§ **Given records**:
————————

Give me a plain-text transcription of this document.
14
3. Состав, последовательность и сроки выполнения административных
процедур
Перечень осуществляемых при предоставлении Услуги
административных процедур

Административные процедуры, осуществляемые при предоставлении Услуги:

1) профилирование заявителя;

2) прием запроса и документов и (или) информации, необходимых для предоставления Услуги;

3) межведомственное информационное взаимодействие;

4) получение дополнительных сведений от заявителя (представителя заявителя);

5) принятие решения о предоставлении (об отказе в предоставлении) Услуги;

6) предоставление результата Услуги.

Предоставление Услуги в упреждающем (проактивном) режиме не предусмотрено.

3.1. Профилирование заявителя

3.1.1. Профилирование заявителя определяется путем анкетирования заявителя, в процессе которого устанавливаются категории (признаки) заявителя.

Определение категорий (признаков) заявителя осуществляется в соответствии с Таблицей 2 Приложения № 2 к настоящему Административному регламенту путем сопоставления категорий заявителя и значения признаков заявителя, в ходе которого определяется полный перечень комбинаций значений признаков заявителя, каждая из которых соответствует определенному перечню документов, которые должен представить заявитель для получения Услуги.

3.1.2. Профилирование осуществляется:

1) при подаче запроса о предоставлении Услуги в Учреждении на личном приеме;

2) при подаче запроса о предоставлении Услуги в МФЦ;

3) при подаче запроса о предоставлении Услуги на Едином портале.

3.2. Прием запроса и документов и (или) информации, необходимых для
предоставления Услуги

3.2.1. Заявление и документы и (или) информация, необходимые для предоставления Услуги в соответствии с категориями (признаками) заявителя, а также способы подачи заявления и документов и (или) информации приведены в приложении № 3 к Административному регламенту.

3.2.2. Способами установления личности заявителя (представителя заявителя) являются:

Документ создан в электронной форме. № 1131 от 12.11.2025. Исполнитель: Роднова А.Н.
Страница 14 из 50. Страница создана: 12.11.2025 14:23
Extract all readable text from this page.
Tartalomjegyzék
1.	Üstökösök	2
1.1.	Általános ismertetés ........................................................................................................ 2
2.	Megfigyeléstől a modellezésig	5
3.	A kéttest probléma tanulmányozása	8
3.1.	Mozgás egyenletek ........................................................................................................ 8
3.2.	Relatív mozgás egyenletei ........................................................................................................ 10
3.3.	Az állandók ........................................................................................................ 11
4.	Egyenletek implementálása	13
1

————————

§ **Exercise requirements**:
Copy each line above that contains the string "Услуги".

§ **Task solution**:
Перечень осуществляемых при предоставлении Услуги
Административные процедуры, осуществляемые при предоставлении Услуги:
2) прием запроса и документов и (или) информации, необходимых для предоставления Услуги;
5) принятие решения о предоставлении (об отказе в предоставлении) Услуги;
6) предоставление результата Услуги.
Предоставление Услуги в упреждающем (проактивном) режиме не предусмотрено.
Определение категорий (признаков) заявителя осуществляется в соответствии с Таблицей 2 Приложения № 2 к настоящему Административному регламенту путем сопоставления категорий заявителя и значения признаков заявителя, в ходе которого определяется полный перечень комбинаций значений признаков заявителя, каждая из которых соответствует определенному перечню документов, которые должен представить заявитель для получения Услуги.
1) при подаче запроса о предоставлении Услуги в Учреждении на личном приеме;
2) при подаче запроса о предоставлении Услуги в МФЦ;
3) при подаче запроса о предоставлении Услуги на Едином портале.
предоставления Услуги
3.2.1. Заявление и документы и (или) информация, необходимые для предоставления Услуги в соответствии с категориями (признаками) заявителя, а также способы подачи заявления и документов и (или) информации приведены в приложении № 3 к Административному регламенту.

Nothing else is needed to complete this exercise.